● **Set problem**
List each line holding the string "espèces".

Data records
──────────────────────────────

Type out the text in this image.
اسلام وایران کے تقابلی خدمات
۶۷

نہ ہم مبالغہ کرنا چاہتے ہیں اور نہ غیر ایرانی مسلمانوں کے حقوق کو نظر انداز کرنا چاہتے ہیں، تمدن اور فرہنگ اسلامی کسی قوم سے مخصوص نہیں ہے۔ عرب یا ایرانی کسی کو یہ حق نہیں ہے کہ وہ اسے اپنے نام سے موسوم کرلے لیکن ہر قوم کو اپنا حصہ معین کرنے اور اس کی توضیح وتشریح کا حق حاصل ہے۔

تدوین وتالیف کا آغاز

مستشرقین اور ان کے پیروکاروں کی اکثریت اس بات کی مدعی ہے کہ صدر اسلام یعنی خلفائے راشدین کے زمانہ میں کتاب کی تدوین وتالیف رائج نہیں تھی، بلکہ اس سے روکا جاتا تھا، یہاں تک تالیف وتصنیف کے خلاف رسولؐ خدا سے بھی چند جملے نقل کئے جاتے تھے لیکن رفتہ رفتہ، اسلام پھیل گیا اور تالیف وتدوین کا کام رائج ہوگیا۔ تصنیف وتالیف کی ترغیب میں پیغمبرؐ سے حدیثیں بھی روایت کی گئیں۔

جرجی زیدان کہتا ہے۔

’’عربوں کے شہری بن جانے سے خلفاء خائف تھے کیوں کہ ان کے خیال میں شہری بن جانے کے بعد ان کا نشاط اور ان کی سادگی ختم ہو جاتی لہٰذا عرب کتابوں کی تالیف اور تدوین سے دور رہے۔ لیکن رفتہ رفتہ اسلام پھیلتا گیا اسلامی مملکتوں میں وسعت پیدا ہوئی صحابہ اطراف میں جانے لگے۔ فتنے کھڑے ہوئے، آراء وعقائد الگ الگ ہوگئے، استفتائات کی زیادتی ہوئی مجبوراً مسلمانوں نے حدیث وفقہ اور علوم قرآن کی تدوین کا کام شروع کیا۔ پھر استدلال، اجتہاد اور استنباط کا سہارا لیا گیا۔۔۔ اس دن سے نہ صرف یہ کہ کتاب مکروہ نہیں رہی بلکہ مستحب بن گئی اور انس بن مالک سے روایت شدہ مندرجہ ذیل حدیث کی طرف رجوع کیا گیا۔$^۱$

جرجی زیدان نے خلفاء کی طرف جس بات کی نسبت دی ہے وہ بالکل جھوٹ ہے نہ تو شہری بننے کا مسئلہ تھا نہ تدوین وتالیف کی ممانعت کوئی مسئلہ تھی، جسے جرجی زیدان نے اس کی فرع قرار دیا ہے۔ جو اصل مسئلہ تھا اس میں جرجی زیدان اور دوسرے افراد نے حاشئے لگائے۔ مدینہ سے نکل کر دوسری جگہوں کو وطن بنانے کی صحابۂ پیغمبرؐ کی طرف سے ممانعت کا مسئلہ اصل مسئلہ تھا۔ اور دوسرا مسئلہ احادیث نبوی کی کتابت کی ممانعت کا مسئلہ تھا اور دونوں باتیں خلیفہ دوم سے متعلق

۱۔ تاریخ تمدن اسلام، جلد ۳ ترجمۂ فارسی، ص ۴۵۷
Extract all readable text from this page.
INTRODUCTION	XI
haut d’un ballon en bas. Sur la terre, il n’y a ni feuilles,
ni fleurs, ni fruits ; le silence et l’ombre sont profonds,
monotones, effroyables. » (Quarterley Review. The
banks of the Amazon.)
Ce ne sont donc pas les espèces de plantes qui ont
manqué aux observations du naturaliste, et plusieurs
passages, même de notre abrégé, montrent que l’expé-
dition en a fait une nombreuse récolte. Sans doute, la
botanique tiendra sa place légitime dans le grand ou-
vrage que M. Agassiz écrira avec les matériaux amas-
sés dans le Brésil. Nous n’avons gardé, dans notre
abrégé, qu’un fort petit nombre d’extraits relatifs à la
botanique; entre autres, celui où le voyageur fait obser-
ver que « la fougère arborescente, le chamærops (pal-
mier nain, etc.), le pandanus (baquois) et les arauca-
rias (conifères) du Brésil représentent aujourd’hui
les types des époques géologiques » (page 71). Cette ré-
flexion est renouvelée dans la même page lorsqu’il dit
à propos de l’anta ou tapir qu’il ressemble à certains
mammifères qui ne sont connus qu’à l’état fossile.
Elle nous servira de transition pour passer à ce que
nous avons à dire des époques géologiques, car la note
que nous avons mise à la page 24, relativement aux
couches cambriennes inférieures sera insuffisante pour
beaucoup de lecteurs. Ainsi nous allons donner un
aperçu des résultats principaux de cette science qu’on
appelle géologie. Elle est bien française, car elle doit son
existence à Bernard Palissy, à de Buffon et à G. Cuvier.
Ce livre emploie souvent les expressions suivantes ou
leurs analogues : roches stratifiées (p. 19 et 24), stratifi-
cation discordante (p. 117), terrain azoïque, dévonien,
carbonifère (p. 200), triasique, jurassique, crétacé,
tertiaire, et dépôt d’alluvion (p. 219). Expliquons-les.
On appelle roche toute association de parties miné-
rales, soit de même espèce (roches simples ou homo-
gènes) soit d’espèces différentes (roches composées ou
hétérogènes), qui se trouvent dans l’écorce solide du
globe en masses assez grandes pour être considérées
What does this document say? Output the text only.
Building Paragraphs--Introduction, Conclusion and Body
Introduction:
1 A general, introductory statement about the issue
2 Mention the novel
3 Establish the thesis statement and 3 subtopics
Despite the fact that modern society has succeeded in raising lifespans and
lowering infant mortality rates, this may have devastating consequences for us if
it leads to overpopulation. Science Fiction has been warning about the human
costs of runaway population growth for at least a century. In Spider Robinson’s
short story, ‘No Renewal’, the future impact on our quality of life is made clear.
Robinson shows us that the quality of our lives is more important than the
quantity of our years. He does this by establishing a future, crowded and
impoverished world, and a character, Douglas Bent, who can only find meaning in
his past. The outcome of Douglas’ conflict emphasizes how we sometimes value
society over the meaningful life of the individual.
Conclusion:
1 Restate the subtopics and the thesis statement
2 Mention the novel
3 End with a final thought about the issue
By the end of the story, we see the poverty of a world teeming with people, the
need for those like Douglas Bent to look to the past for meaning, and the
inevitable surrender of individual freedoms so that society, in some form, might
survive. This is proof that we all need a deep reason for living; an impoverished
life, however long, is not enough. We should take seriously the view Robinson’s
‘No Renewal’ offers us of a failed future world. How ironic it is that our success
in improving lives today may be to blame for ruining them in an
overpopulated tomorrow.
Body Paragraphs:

──────────────────────────────

● **Solution for this exercise**
Ce ne sont donc pas les espèces de plantes qui ont
gènes) soit d’espèces différentes (roches composées ou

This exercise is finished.